Trecho do texto ▸

▬▬▬

O presidente do Conselho de Ética da Câmara dos Deputados, Ricardo Izar (PTB), revelou ao JC, em visita à redação anteontem, que solicitou à Polícia Federal (PF) que seus telefones fossem grampeados. A medida, curiosamente, foi tomada pela proteção de Izar, uma espécie de blindagem contra pressões e eventuais ameaças e propostas indecorosas em razão de suas funções na presidência do conselho que investiga 67 deputados acusados de participação no esquema de corrupção através da compra de ambulâncias, episódio investigado na CPI das Sanguessugas em Brasília (DF).
“Eu pedi para ser grampeado porque isso me protegeria e assim vai ficar até o final desse trabalho. Vocês não têm idéia das pressões que eu sofri para que os processos não fossem colocados em discussão na comissão antes da eleição. Mas eles foram colocados e, cumprindo o regimento, todos serão finalizados”, conta.
Izar também avaliou que, por falta de provas, alguns citados no episódio devem conseguir relatório pela absolvição. “É evidente que em alguns casos podemos não conseguir provas de que o deputado participou. Se os elementos ficarem restritos aos assessores, sem participação do deputado, vai ficar difícil”.

▬▬▬

Dados de análise do layout da página ▸

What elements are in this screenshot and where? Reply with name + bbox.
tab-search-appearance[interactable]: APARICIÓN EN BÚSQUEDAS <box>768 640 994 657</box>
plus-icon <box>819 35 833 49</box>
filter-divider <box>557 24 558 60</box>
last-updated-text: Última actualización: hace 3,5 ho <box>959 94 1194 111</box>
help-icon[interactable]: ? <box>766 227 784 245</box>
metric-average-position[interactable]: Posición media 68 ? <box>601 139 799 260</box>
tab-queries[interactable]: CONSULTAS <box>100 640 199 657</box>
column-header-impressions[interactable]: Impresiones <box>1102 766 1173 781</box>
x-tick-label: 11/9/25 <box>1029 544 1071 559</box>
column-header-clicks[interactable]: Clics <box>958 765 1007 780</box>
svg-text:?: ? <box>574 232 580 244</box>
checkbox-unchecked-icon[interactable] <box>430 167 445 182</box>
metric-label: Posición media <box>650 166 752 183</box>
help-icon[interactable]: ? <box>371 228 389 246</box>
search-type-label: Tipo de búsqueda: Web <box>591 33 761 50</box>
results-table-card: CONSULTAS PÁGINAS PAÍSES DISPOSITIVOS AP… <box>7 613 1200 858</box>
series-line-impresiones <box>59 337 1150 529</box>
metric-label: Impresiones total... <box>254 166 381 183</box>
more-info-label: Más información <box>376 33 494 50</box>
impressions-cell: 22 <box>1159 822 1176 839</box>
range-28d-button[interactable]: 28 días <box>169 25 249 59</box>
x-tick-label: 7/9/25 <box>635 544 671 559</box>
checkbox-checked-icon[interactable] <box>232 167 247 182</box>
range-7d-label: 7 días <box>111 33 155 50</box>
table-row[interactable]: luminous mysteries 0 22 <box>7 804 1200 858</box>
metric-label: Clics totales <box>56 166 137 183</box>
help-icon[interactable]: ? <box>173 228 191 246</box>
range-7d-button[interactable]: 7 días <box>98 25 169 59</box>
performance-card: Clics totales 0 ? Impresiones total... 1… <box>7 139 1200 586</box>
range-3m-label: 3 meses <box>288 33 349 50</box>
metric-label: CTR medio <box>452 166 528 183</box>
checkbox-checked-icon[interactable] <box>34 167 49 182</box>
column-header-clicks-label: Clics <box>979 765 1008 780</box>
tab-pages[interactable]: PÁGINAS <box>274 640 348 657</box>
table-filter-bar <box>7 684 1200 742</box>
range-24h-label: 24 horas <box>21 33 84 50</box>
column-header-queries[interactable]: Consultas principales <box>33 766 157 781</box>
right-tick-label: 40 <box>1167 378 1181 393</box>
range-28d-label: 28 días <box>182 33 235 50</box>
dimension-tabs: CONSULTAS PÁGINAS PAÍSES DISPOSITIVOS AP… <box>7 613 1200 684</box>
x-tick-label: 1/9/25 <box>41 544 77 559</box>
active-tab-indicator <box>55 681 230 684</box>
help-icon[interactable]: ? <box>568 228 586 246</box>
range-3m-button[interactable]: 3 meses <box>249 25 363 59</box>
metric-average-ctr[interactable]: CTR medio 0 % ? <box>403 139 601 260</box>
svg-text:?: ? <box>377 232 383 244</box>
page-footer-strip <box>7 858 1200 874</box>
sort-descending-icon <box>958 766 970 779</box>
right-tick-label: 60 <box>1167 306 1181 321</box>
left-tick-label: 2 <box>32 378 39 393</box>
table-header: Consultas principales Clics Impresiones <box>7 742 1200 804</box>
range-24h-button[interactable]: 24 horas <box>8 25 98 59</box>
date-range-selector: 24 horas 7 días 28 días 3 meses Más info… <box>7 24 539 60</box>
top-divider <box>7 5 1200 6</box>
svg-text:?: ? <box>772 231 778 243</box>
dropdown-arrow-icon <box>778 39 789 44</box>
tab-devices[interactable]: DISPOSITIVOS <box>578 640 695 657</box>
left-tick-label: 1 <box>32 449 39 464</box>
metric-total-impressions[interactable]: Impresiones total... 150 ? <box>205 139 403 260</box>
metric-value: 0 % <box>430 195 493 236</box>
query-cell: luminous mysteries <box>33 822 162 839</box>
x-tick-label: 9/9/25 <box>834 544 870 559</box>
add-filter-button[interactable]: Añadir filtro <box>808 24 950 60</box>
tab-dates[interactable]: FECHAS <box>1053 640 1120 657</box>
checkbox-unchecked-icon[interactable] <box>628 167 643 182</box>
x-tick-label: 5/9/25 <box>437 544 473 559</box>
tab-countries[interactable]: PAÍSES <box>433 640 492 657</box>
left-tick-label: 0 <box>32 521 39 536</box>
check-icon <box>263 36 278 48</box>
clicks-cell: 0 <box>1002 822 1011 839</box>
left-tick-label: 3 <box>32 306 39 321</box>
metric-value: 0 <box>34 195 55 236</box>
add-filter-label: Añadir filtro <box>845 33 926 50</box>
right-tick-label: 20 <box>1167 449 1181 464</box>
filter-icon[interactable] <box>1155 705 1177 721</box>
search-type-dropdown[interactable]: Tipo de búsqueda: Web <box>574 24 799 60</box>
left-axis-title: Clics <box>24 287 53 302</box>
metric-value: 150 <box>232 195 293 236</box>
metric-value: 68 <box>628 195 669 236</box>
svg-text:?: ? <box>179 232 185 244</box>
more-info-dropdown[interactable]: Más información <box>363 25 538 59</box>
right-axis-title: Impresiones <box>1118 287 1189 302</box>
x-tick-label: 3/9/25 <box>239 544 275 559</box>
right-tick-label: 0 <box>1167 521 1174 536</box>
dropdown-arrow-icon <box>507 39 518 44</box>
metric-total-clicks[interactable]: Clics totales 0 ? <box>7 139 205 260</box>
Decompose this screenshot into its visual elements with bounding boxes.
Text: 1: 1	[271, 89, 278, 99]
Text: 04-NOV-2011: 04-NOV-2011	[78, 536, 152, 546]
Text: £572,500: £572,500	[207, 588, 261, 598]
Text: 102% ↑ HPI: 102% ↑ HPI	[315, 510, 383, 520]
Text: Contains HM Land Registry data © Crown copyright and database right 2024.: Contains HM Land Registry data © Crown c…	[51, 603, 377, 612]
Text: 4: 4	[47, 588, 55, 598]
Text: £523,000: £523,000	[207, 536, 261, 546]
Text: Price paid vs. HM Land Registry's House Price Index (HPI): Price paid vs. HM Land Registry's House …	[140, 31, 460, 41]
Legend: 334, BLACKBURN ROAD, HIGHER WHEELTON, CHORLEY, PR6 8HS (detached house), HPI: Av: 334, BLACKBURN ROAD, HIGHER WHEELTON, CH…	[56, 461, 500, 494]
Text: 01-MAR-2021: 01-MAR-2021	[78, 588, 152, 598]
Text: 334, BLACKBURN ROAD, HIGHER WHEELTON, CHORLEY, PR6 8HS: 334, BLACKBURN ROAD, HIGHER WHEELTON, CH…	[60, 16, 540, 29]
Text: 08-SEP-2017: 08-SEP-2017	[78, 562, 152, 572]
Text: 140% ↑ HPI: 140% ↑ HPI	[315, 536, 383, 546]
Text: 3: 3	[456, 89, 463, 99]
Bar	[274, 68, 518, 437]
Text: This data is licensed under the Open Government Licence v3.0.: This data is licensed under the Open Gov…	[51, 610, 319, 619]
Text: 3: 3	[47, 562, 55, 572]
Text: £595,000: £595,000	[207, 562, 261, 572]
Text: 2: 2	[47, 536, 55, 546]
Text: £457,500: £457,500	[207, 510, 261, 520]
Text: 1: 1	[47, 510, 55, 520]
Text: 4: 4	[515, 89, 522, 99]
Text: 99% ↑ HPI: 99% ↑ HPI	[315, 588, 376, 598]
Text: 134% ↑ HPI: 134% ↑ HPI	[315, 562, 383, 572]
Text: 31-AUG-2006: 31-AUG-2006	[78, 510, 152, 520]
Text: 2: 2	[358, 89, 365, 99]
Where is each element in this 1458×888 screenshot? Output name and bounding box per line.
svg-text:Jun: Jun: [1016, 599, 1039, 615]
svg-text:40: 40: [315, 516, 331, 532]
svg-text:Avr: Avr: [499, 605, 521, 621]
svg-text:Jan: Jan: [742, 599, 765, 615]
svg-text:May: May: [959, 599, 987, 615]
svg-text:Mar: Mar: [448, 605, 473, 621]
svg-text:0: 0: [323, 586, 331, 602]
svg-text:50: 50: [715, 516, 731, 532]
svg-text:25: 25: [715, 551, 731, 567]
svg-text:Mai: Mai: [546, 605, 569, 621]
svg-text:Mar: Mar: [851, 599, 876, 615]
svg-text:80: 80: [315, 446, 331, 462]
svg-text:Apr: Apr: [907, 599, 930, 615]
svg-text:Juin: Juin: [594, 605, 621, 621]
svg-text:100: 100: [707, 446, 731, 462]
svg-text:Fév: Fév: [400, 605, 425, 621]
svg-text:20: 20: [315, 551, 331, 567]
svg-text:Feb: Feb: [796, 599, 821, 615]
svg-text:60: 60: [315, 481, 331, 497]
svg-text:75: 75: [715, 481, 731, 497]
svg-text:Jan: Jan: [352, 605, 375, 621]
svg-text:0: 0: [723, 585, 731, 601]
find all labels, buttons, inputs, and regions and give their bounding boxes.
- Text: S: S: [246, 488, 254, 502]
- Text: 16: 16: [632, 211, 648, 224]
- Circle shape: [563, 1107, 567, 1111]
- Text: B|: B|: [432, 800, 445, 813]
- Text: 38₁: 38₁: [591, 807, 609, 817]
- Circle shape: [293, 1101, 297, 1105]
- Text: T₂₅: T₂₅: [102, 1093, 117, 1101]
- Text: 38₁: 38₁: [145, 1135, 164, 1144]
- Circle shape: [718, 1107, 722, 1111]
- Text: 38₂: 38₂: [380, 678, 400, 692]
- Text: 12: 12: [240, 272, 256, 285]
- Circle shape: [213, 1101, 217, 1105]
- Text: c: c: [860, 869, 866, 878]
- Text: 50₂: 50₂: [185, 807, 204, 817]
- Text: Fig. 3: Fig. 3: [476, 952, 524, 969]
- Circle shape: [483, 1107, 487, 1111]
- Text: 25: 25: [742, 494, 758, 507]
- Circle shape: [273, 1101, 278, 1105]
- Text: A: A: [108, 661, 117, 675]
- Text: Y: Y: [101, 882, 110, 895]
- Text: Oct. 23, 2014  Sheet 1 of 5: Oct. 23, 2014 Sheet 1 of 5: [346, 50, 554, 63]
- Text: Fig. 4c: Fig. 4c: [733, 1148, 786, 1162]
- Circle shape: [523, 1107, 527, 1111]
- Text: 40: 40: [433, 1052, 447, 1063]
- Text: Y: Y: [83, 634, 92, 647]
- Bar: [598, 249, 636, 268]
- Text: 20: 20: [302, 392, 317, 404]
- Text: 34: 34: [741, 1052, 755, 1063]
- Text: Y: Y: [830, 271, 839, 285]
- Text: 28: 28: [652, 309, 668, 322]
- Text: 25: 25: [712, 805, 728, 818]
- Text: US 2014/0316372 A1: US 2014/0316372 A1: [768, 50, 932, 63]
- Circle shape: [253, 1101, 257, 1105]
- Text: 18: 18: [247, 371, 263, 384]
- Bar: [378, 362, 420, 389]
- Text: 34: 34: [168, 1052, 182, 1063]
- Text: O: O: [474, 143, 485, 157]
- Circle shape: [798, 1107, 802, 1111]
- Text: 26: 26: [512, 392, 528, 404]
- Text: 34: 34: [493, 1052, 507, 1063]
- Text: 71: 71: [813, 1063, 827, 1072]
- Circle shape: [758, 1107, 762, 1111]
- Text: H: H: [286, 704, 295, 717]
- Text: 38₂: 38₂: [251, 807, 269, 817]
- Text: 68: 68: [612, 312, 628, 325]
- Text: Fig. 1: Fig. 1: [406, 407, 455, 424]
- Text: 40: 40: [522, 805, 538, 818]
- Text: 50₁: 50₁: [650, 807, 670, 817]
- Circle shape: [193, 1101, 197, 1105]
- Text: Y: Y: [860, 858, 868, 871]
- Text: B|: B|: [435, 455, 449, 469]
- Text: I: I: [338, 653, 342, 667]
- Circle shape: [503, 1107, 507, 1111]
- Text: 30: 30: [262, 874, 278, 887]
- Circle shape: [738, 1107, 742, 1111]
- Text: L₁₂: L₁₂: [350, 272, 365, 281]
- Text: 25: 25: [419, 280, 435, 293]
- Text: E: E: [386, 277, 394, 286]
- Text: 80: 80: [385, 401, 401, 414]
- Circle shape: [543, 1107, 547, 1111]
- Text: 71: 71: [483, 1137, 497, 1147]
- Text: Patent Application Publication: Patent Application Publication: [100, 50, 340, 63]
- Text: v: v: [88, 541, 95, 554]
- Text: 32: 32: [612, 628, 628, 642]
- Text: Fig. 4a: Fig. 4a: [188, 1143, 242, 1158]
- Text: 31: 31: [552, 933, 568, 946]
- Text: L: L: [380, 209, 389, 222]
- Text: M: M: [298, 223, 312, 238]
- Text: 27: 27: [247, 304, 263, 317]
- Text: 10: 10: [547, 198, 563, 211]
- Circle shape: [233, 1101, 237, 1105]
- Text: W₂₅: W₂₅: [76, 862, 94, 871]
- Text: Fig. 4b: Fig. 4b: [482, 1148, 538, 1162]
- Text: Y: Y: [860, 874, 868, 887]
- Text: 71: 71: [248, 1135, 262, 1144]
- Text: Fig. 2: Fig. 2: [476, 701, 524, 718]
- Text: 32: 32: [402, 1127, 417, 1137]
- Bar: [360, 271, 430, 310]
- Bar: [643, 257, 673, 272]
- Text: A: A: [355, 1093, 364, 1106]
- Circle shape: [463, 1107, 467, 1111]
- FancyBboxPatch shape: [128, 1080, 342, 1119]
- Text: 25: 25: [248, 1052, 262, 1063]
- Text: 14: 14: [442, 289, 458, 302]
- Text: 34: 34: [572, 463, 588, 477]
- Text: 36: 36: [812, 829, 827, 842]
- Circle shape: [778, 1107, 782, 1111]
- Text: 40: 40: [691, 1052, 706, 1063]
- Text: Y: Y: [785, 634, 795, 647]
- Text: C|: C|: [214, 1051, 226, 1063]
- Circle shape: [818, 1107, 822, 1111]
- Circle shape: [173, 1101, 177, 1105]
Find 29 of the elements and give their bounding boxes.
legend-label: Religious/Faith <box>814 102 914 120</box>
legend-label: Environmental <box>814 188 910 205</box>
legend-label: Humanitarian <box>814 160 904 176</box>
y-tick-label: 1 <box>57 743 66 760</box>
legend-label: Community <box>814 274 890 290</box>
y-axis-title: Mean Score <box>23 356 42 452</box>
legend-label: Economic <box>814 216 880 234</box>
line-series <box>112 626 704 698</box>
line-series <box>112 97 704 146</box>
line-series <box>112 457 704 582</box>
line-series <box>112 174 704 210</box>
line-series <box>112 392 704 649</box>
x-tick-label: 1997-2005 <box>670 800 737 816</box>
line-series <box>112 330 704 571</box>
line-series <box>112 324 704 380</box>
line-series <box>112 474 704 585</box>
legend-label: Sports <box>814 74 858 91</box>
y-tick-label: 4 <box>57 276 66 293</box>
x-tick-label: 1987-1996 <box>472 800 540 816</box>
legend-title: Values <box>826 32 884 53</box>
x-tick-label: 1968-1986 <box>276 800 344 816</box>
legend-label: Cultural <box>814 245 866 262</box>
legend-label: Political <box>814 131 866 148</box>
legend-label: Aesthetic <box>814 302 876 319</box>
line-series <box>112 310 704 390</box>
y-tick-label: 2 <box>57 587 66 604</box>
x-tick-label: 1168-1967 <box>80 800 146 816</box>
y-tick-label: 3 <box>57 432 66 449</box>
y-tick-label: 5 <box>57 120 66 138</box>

▬▬▬

Exercícios ▸
1 – Traduza para o inglês esta frase da notícia sobre Ricardo Izar: "Izar também avaliou que, por falta de provas, alguns citados no episódio devem conseguir relatório pela absolvição."
2 – Por favor, repita o trecho da notícia sobre Ricardo Izar que se inicia com as palavras "O presidente do" e se encerra com "em Brasília (DF).".
3 – Liste todas as siglas que aparecem na notícia sobre Ricardo Izar.

Respostas em ordem ▸
1 – Izar also assessed that, for lack of evidence, some of those named in the episode are likely to obtain a report recommending acquittal.

2 –
O presidente do Conselho de Ética da Câmara dos Deputados, Ricardo Izar (PTB), revelou ao JC, em visita à redação anteontem, que solicitou à Polícia Federal (PF) que seus telefones fossem grampeados. A medida, curiosamente, foi tomada pela proteção de Izar, uma espécie de blindagem contra pressões e eventuais ameaças e propostas indecorosas em razão de suas funções na presidência do conselho que investiga 67 deputados acusados de participação no esquema de corrupção através da compra de ambulâncias, episódio investigado na CPI das Sanguessugas em Brasília (DF).

3 – PTB, JC, PF, CPI, DF